>>>
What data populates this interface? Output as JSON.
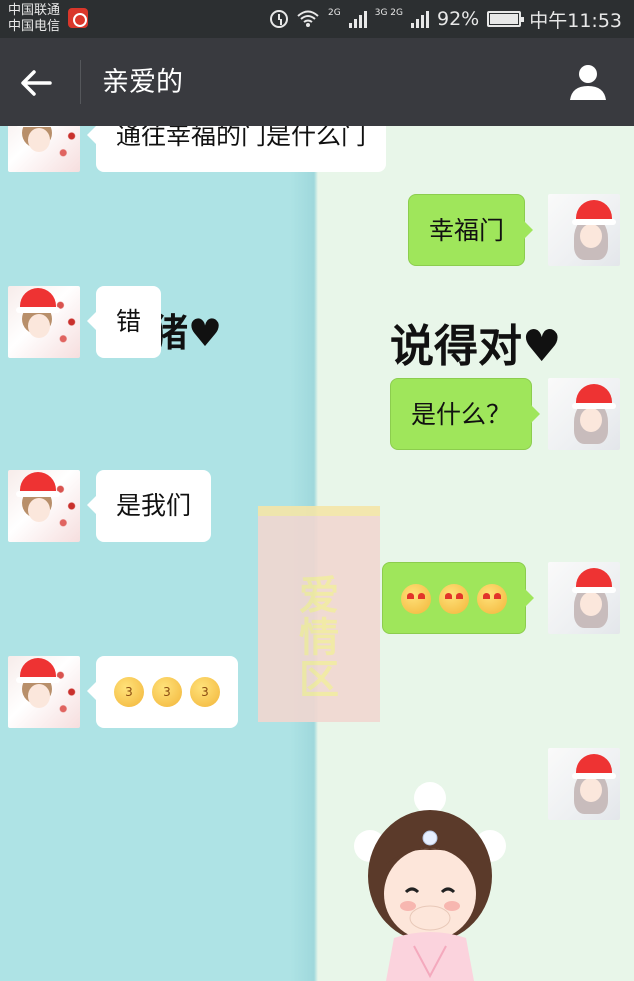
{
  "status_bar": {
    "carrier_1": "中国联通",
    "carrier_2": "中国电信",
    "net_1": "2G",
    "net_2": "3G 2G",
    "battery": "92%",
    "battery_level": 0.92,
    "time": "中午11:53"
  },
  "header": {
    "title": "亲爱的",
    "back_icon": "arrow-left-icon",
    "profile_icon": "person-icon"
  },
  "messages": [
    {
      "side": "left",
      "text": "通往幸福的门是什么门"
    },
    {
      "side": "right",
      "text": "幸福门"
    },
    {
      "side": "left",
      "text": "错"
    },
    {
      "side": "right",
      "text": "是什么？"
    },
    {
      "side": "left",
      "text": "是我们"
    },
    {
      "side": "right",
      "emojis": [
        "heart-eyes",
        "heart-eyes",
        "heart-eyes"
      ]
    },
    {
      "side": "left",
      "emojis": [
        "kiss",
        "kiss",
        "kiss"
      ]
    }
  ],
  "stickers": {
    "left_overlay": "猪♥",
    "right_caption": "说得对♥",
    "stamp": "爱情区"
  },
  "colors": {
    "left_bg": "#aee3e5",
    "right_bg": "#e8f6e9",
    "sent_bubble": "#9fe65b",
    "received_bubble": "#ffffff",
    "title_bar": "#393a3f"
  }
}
<<<
>>>
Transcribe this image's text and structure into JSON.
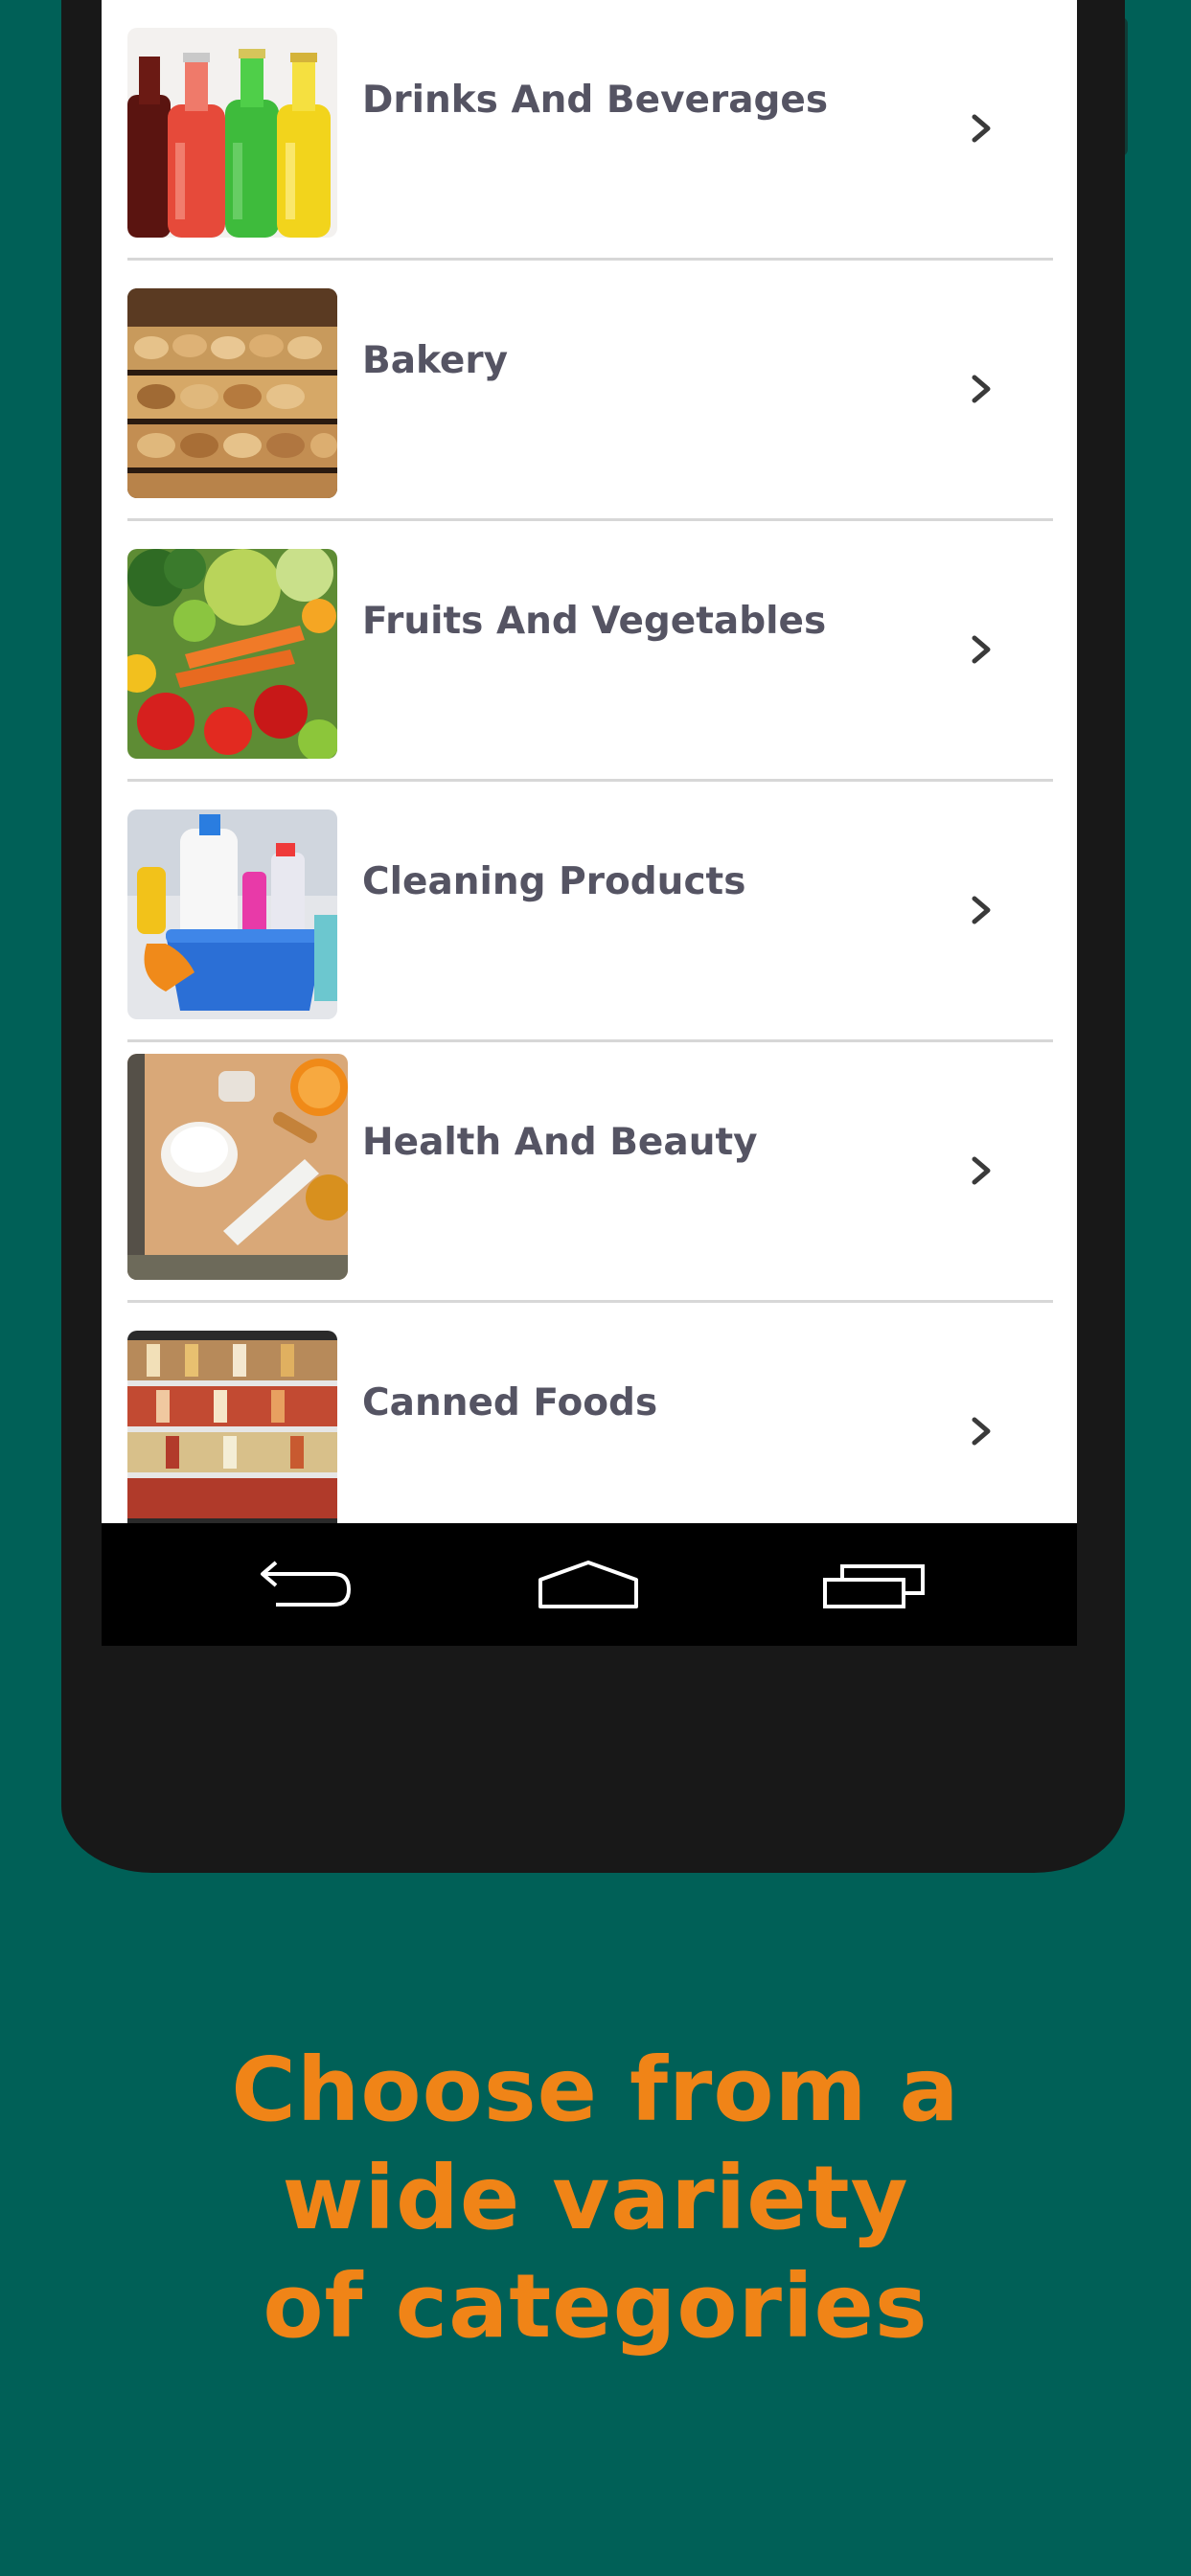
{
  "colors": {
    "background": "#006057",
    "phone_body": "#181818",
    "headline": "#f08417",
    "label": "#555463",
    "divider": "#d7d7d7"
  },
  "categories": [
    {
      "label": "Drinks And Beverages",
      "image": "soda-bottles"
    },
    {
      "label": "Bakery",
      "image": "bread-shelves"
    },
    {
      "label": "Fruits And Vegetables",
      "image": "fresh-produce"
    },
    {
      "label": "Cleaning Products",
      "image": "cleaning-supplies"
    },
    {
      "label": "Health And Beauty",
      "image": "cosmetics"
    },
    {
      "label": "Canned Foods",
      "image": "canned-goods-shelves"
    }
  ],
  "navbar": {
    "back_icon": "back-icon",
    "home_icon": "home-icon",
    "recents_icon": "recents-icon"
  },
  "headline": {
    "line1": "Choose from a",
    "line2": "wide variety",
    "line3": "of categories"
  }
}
<<<
Find the count of lines in the data above where the string "shelves" occurs. Provide that number alone.

2